Exercise requirements: Output the data that follows exactly, line for line.

Material for the task:
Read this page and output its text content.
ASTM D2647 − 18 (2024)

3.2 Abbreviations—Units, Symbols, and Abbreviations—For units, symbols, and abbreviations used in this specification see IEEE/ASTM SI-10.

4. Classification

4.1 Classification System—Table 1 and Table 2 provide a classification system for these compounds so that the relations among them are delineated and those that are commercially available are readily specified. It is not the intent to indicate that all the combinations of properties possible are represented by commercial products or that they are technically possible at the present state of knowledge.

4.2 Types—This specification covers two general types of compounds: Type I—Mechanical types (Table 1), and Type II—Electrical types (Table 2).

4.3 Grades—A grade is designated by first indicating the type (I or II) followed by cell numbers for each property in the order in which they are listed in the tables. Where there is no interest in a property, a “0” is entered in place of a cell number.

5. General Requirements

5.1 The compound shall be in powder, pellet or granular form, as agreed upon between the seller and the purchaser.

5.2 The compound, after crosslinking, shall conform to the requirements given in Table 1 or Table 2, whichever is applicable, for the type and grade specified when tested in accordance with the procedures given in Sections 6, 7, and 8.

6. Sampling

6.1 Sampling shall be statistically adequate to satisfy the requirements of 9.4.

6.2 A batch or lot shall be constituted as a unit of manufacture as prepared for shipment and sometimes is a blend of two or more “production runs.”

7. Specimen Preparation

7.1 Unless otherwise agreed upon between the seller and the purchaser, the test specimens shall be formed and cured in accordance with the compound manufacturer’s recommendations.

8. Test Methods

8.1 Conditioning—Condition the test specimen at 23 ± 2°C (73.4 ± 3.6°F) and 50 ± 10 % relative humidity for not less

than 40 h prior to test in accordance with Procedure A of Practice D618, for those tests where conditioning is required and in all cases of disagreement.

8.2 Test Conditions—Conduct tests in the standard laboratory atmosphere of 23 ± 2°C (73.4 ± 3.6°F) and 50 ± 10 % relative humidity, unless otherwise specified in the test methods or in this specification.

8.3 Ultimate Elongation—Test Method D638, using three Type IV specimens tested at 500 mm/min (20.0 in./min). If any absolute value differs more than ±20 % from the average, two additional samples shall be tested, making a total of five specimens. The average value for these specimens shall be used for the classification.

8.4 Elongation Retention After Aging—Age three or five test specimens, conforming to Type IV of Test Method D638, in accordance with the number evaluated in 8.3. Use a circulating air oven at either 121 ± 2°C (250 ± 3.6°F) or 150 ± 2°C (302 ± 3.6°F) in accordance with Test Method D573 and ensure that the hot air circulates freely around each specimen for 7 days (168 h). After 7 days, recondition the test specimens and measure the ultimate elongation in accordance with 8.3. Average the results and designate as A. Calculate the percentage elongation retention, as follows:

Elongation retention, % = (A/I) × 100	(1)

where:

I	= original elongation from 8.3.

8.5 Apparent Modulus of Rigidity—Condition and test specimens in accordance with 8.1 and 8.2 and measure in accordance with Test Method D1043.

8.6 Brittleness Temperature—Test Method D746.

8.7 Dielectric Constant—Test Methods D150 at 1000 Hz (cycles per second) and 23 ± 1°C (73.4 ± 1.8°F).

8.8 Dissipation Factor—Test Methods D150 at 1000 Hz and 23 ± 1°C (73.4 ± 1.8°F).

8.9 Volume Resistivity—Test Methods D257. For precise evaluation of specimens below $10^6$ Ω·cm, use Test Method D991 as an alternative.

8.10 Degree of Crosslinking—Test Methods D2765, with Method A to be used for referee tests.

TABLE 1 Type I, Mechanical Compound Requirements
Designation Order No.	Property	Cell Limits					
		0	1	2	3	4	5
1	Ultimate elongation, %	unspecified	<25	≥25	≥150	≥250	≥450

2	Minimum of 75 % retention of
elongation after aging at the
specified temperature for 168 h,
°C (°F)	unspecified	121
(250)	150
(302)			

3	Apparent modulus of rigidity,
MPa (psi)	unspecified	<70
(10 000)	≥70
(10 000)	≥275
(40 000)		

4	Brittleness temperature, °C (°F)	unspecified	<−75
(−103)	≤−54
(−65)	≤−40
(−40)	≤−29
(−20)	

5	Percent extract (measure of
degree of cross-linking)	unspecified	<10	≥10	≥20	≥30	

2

Exercise result:
Read this page and output its text content.
ASTM D2647 − 18 (2024)

3.2 Abbreviations—Units, Symbols, and Abbreviations—For units, symbols, and abbreviations used in this specification see IEEE/ASTM SI-10.

4. Classification

4.1 Classification System—Table 1 and Table 2 provide a classification system for these compounds so that the relations among them are delineated and those that are commercially available are readily specified. It is not the intent to indicate that all the combinations of properties possible are represented by commercial products or that they are technically possible at the present state of knowledge.

4.2 Types—This specification covers two general types of compounds: Type I—Mechanical types (Table 1), and Type II—Electrical types (Table 2).

4.3 Grades—A grade is designated by first indicating the type (I or II) followed by cell numbers for each property in the order in which they are listed in the tables. Where there is no interest in a property, a “0” is entered in place of a cell number.

5. General Requirements

5.1 The compound shall be in powder, pellet or granular form, as agreed upon between the seller and the purchaser.

5.2 The compound, after crosslinking, shall conform to the requirements given in Table 1 or Table 2, whichever is applicable, for the type and grade specified when tested in accordance with the procedures given in Sections 6, 7, and 8.

6. Sampling

6.1 Sampling shall be statistically adequate to satisfy the requirements of 9.4.

6.2 A batch or lot shall be constituted as a unit of manufacture as prepared for shipment and sometimes is a blend of two or more “production runs.”

7. Specimen Preparation

7.1 Unless otherwise agreed upon between the seller and the purchaser, the test specimens shall be formed and cured in accordance with the compound manufacturer’s recommendations.

8. Test Methods

8.1 Conditioning—Condition the test specimen at 23 ± 2°C (73.4 ± 3.6°F) and 50 ± 10 % relative humidity for not less

than 40 h prior to test in accordance with Procedure A of Practice D618, for those tests where conditioning is required and in all cases of disagreement.

8.2 Test Conditions—Conduct tests in the standard laboratory atmosphere of 23 ± 2°C (73.4 ± 3.6°F) and 50 ± 10 % relative humidity, unless otherwise specified in the test methods or in this specification.

8.3 Ultimate Elongation—Test Method D638, using three Type IV specimens tested at 500 mm/min (20.0 in./min). If any absolute value differs more than ±20 % from the average, two additional samples shall be tested, making a total of five specimens. The average value for these specimens shall be used for the classification.

8.4 Elongation Retention After Aging—Age three or five test specimens, conforming to Type IV of Test Method D638, in accordance with the number evaluated in 8.3. Use a circulating air oven at either 121 ± 2°C (250 ± 3.6°F) or 150 ± 2°C (302 ± 3.6°F) in accordance with Test Method D573 and ensure that the hot air circulates freely around each specimen for 7 days (168 h). After 7 days, recondition the test specimens and measure the ultimate elongation in accordance with 8.3. Average the results and designate as A. Calculate the percentage elongation retention, as follows:

Elongation retention, % = (A/I) × 100	(1)

where:

I	= original elongation from 8.3.

8.5 Apparent Modulus of Rigidity—Condition and test specimens in accordance with 8.1 and 8.2 and measure in accordance with Test Method D1043.

8.6 Brittleness Temperature—Test Method D746.

8.7 Dielectric Constant—Test Methods D150 at 1000 Hz (cycles per second) and 23 ± 1°C (73.4 ± 1.8°F).

8.8 Dissipation Factor—Test Methods D150 at 1000 Hz and 23 ± 1°C (73.4 ± 1.8°F).

8.9 Volume Resistivity—Test Methods D257. For precise evaluation of specimens below $10^6$ Ω·cm, use Test Method D991 as an alternative.

8.10 Degree of Crosslinking—Test Methods D2765, with Method A to be used for referee tests.

TABLE 1 Type I, Mechanical Compound Requirements
Designation Order No.	Property	Cell Limits					
		0	1	2	3	4	5
1	Ultimate elongation, %	unspecified	<25	≥25	≥150	≥250	≥450

2	Minimum of 75 % retention of
elongation after aging at the
specified temperature for 168 h,
°C (°F)	unspecified	121
(250)	150
(302)			

3	Apparent modulus of rigidity,
MPa (psi)	unspecified	<70
(10 000)	≥70
(10 000)	≥275
(40 000)		

4	Brittleness temperature, °C (°F)	unspecified	<−75
(−103)	≤−54
(−65)	≤−40
(−40)	≤−29
(−20)	

5	Percent extract (measure of
degree of cross-linking)	unspecified	<10	≥10	≥20	≥30	

2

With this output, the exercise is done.